» **Prompt**
Return the listing below word for word.

[begin Provided material]

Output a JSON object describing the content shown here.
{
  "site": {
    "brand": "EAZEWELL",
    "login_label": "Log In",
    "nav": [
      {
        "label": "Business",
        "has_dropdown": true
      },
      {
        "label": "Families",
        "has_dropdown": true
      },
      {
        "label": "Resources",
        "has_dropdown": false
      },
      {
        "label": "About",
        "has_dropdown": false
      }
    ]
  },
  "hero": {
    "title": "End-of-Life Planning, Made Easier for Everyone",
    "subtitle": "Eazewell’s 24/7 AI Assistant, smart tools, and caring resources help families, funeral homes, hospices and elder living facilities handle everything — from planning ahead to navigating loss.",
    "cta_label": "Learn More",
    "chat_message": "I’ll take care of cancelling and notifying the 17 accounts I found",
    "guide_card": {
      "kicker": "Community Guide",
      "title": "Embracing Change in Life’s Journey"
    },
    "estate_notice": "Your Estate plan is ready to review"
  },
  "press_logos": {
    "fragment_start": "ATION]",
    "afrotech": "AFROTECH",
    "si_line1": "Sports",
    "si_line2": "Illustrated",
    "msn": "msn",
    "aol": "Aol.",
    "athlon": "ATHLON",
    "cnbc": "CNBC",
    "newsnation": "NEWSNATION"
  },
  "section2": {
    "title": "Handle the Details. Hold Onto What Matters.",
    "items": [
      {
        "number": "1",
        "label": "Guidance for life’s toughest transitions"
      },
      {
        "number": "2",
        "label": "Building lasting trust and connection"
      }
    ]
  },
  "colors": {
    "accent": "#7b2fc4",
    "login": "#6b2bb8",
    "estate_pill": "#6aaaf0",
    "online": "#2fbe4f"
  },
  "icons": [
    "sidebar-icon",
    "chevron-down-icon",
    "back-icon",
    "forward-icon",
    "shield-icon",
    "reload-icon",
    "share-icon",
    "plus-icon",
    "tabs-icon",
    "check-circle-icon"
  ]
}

[end Provided material]

» **Response**
Output a JSON object describing the content shown here.
{
  "site": {
    "brand": "EAZEWELL",
    "login_label": "Log In",
    "nav": [
      {
        "label": "Business",
        "has_dropdown": true
      },
      {
        "label": "Families",
        "has_dropdown": true
      },
      {
        "label": "Resources",
        "has_dropdown": false
      },
      {
        "label": "About",
        "has_dropdown": false
      }
    ]
  },
  "hero": {
    "title": "End-of-Life Planning, Made Easier for Everyone",
    "subtitle": "Eazewell’s 24/7 AI Assistant, smart tools, and caring resources help families, funeral homes, hospices and elder living facilities handle everything — from planning ahead to navigating loss.",
    "cta_label": "Learn More",
    "chat_message": "I’ll take care of cancelling and notifying the 17 accounts I found",
    "guide_card": {
      "kicker": "Community Guide",
      "title": "Embracing Change in Life’s Journey"
    },
    "estate_notice": "Your Estate plan is ready to review"
  },
  "press_logos": {
    "fragment_start": "ATION]",
    "afrotech": "AFROTECH",
    "si_line1": "Sports",
    "si_line2": "Illustrated",
    "msn": "msn",
    "aol": "Aol.",
    "athlon": "ATHLON",
    "cnbc": "CNBC",
    "newsnation": "NEWSNATION"
  },
  "section2": {
    "title": "Handle the Details. Hold Onto What Matters.",
    "items": [
      {
        "number": "1",
        "label": "Guidance for life’s toughest transitions"
      },
      {
        "number": "2",
        "label": "Building lasting trust and connection"
      }
    ]
  },
  "colors": {
    "accent": "#7b2fc4",
    "login": "#6b2bb8",
    "estate_pill": "#6aaaf0",
    "online": "#2fbe4f"
  },
  "icons": [
    "sidebar-icon",
    "chevron-down-icon",
    "back-icon",
    "forward-icon",
    "shield-icon",
    "reload-icon",
    "share-icon",
    "plus-icon",
    "tabs-icon",
    "check-circle-icon"
  ]
}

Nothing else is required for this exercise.